» **EXERCISE OBJECTIVE**: Reproduce all of the data below without alteration; exclude every picture.

Start of GIVEN INFORMATION

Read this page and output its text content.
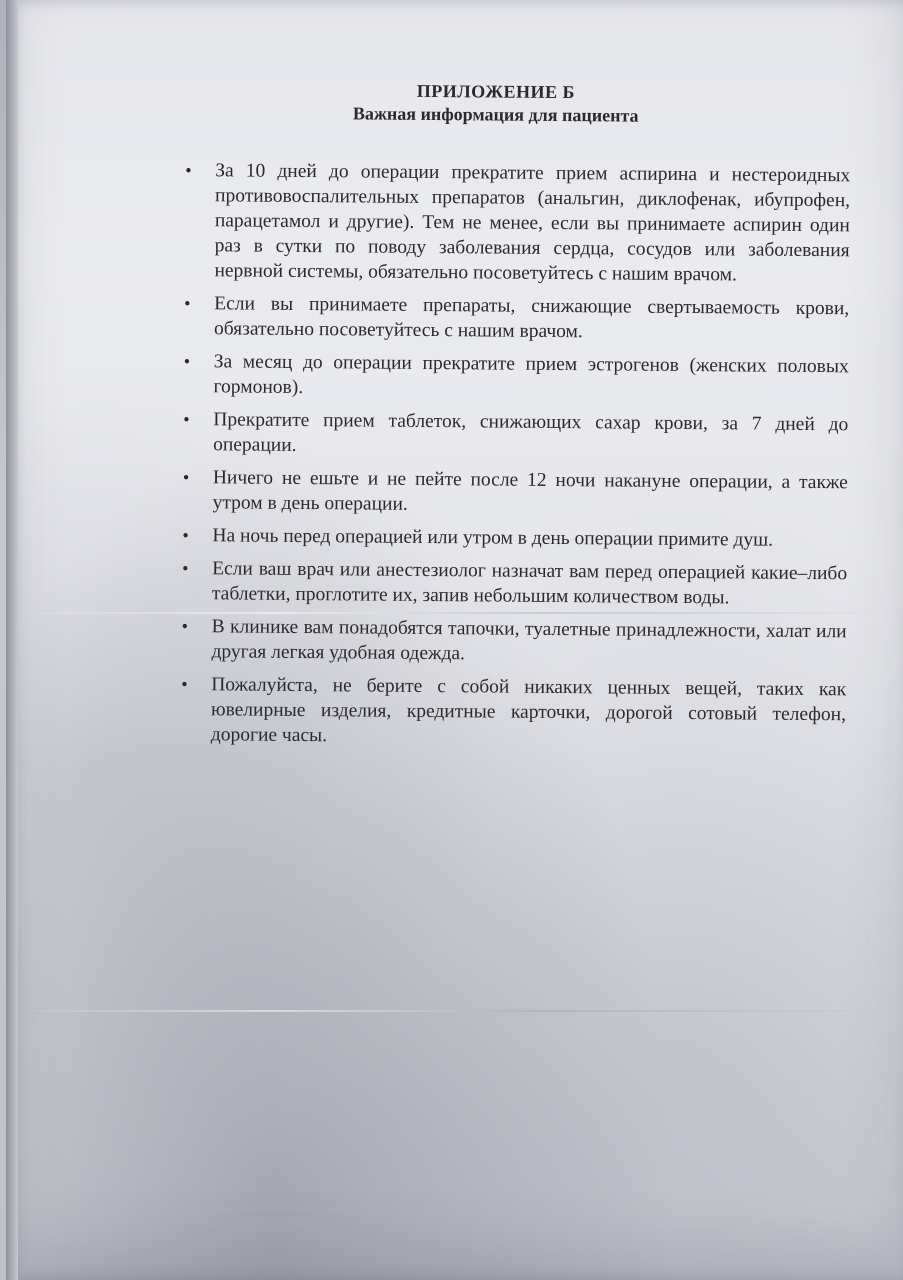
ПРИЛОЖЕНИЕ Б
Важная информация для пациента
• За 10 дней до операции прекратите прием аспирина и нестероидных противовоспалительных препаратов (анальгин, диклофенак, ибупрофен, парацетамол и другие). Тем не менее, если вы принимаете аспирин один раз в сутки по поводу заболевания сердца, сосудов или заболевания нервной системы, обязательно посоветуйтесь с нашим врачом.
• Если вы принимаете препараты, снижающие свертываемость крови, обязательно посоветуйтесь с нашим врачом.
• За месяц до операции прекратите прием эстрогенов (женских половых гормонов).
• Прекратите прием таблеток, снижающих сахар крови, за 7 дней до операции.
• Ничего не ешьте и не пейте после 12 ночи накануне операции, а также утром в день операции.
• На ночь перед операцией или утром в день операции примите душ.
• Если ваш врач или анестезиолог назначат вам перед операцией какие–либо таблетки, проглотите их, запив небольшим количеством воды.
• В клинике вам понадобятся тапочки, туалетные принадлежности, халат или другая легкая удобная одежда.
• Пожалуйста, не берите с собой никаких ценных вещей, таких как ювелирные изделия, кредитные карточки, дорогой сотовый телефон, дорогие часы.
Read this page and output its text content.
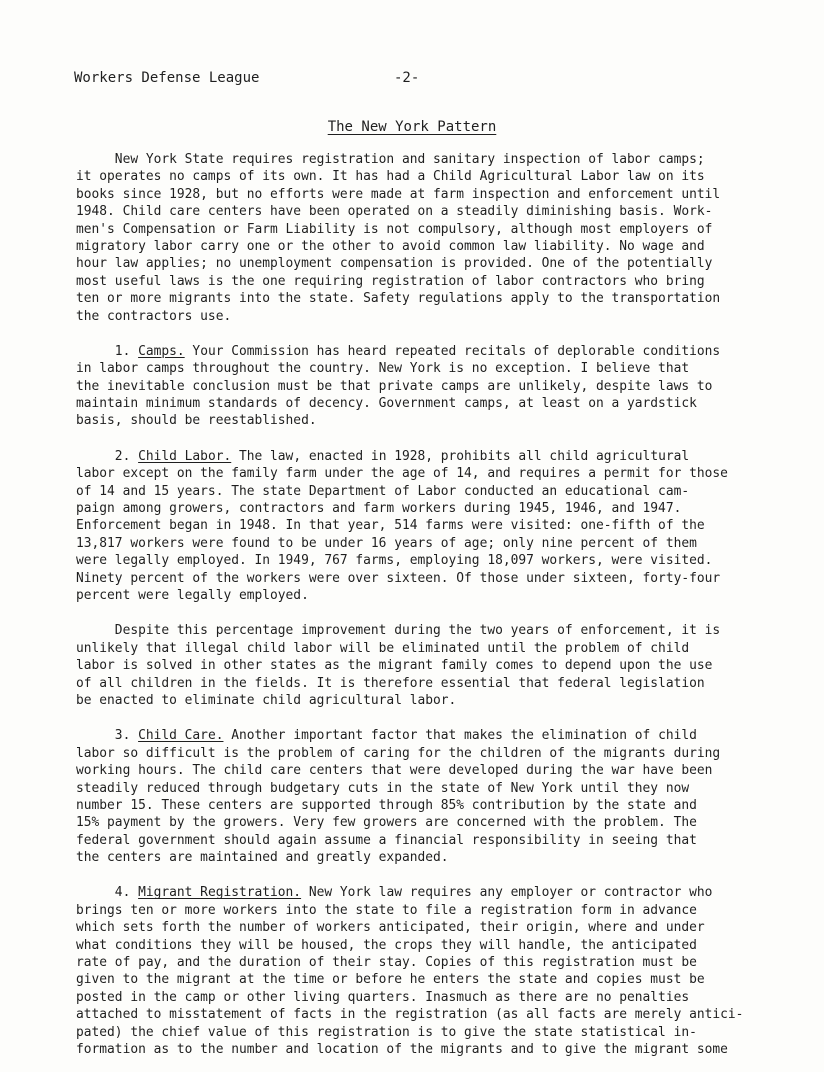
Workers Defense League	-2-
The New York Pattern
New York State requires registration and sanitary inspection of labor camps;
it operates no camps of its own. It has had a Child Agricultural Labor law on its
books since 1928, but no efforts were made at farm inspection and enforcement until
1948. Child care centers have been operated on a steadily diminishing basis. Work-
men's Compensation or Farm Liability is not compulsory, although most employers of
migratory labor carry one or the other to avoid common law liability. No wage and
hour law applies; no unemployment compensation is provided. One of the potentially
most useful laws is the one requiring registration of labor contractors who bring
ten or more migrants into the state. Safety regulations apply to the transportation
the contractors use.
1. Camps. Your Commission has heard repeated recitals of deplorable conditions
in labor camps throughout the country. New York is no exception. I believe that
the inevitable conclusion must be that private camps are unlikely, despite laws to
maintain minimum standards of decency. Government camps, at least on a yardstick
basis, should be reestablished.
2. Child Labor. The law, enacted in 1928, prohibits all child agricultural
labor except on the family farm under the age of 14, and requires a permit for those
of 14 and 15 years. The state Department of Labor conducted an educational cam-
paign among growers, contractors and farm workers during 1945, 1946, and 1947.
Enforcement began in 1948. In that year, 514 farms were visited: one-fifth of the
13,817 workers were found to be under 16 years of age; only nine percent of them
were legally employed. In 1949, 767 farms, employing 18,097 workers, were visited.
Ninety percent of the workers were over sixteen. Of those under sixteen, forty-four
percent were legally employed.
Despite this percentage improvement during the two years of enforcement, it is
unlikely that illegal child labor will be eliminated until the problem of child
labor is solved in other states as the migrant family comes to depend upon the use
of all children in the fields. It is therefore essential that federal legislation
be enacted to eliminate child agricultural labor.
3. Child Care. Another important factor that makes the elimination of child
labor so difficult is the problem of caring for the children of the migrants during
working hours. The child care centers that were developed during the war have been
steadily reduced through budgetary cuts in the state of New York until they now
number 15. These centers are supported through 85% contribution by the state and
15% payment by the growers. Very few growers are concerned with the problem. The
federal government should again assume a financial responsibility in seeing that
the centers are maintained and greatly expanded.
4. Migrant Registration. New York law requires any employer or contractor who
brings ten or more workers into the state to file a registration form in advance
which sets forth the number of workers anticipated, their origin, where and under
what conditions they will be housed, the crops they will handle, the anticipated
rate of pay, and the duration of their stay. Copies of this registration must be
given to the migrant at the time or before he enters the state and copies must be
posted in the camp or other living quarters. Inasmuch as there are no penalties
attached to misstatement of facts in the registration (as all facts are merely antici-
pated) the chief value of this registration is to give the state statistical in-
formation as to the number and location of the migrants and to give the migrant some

End of GIVEN INFORMATION

» **OUTPUT FOR THIS EXERCISE**:
Read this page and output its text content.
ПРИЛОЖЕНИЕ Б
Важная информация для пациента
• За 10 дней до операции прекратите прием аспирина и нестероидных противовоспалительных препаратов (анальгин, диклофенак, ибупрофен, парацетамол и другие). Тем не менее, если вы принимаете аспирин один раз в сутки по поводу заболевания сердца, сосудов или заболевания нервной системы, обязательно посоветуйтесь с нашим врачом.
• Если вы принимаете препараты, снижающие свертываемость крови, обязательно посоветуйтесь с нашим врачом.
• За месяц до операции прекратите прием эстрогенов (женских половых гормонов).
• Прекратите прием таблеток, снижающих сахар крови, за 7 дней до операции.
• Ничего не ешьте и не пейте после 12 ночи накануне операции, а также утром в день операции.
• На ночь перед операцией или утром в день операции примите душ.
• Если ваш врач или анестезиолог назначат вам перед операцией какие–либо таблетки, проглотите их, запив небольшим количеством воды.
• В клинике вам понадобятся тапочки, туалетные принадлежности, халат или другая легкая удобная одежда.
• Пожалуйста, не берите с собой никаких ценных вещей, таких как ювелирные изделия, кредитные карточки, дорогой сотовый телефон, дорогие часы.
Read this page and output its text content.
Workers Defense League	-2-
The New York Pattern
New York State requires registration and sanitary inspection of labor camps;
it operates no camps of its own. It has had a Child Agricultural Labor law on its
books since 1928, but no efforts were made at farm inspection and enforcement until
1948. Child care centers have been operated on a steadily diminishing basis. Work-
men's Compensation or Farm Liability is not compulsory, although most employers of
migratory labor carry one or the other to avoid common law liability. No wage and
hour law applies; no unemployment compensation is provided. One of the potentially
most useful laws is the one requiring registration of labor contractors who bring
ten or more migrants into the state. Safety regulations apply to the transportation
the contractors use.
1. Camps. Your Commission has heard repeated recitals of deplorable conditions
in labor camps throughout the country. New York is no exception. I believe that
the inevitable conclusion must be that private camps are unlikely, despite laws to
maintain minimum standards of decency. Government camps, at least on a yardstick
basis, should be reestablished.
2. Child Labor. The law, enacted in 1928, prohibits all child agricultural
labor except on the family farm under the age of 14, and requires a permit for those
of 14 and 15 years. The state Department of Labor conducted an educational cam-
paign among growers, contractors and farm workers during 1945, 1946, and 1947.
Enforcement began in 1948. In that year, 514 farms were visited: one-fifth of the
13,817 workers were found to be under 16 years of age; only nine percent of them
were legally employed. In 1949, 767 farms, employing 18,097 workers, were visited.
Ninety percent of the workers were over sixteen. Of those under sixteen, forty-four
percent were legally employed.
Despite this percentage improvement during the two years of enforcement, it is
unlikely that illegal child labor will be eliminated until the problem of child
labor is solved in other states as the migrant family comes to depend upon the use
of all children in the fields. It is therefore essential that federal legislation
be enacted to eliminate child agricultural labor.
3. Child Care. Another important factor that makes the elimination of child
labor so difficult is the problem of caring for the children of the migrants during
working hours. The child care centers that were developed during the war have been
steadily reduced through budgetary cuts in the state of New York until they now
number 15. These centers are supported through 85% contribution by the state and
15% payment by the growers. Very few growers are concerned with the problem. The
federal government should again assume a financial responsibility in seeing that
the centers are maintained and greatly expanded.
4. Migrant Registration. New York law requires any employer or contractor who
brings ten or more workers into the state to file a registration form in advance
which sets forth the number of workers anticipated, their origin, where and under
what conditions they will be housed, the crops they will handle, the anticipated
rate of pay, and the duration of their stay. Copies of this registration must be
given to the migrant at the time or before he enters the state and copies must be
posted in the camp or other living quarters. Inasmuch as there are no penalties
attached to misstatement of facts in the registration (as all facts are merely antici-
pated) the chief value of this registration is to give the state statistical in-
formation as to the number and location of the migrants and to give the migrant some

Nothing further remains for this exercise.